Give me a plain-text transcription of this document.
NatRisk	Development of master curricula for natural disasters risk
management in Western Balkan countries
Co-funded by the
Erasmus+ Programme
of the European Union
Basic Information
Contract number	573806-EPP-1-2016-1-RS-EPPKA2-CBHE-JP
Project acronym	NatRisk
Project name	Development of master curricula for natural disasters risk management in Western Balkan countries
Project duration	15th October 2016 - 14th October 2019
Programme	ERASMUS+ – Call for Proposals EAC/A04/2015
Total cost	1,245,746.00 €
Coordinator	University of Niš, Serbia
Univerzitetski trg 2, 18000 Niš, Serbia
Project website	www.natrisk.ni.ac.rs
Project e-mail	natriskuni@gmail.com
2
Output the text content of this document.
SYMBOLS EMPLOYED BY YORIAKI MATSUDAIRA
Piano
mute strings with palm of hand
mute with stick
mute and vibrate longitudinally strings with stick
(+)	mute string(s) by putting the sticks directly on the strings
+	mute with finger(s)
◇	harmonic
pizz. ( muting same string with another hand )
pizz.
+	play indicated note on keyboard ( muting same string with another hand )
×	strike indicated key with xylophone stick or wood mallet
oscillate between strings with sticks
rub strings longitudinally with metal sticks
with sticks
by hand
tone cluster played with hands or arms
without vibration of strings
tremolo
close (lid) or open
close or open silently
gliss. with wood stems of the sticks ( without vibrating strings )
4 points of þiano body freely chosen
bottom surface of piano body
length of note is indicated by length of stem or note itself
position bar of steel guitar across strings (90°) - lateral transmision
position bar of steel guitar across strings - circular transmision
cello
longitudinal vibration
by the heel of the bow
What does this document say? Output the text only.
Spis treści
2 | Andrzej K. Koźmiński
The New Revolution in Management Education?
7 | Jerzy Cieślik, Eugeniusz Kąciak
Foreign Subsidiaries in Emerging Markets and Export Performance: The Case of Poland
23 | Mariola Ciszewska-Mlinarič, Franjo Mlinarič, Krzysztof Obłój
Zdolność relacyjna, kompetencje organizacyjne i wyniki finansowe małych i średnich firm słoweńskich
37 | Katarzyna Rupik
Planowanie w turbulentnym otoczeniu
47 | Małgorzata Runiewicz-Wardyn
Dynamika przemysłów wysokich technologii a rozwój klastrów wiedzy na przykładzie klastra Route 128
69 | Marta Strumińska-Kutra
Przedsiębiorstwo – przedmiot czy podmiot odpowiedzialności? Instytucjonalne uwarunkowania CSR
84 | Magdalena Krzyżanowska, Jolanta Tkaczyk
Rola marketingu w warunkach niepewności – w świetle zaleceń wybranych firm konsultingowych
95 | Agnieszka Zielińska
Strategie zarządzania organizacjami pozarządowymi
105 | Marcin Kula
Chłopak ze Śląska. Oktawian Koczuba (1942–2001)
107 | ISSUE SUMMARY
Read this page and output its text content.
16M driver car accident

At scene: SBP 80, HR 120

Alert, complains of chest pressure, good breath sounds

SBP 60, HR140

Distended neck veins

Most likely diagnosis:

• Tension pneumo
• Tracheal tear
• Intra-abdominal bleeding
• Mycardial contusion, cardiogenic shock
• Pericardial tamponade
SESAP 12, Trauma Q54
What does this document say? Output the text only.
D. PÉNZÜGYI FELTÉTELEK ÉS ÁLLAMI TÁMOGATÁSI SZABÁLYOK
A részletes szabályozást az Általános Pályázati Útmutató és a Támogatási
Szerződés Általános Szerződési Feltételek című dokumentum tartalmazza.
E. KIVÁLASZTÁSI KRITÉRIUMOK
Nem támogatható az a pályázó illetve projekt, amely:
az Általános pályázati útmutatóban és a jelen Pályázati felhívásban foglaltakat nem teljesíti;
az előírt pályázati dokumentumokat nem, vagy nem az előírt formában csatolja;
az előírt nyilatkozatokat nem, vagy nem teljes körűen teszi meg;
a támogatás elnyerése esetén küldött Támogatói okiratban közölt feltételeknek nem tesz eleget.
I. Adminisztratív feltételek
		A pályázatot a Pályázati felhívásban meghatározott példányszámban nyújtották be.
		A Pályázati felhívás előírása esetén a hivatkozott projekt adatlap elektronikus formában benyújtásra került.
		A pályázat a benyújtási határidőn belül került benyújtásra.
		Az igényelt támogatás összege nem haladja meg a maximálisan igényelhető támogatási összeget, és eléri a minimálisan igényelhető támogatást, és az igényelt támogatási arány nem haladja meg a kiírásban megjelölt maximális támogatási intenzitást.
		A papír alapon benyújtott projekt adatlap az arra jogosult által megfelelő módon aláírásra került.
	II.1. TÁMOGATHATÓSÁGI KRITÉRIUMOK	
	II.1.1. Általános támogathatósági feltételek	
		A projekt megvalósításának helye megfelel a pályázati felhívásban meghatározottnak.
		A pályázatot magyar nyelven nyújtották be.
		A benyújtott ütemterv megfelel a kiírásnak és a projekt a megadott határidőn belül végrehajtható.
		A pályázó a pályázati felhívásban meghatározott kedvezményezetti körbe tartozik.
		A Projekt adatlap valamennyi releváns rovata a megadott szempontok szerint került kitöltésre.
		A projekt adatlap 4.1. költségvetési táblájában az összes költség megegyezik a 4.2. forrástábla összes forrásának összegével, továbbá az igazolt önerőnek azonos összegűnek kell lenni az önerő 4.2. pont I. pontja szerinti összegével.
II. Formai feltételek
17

--- --- ---

* [TO DO]: In the entries above, find lines with "indicated" and copy each.

* [TASK RESULT]:
+	play indicated note on keyboard ( muting same string with another hand )
×	strike indicated key with xylophone stick or wood mallet
length of note is indicated by length of stem or note itself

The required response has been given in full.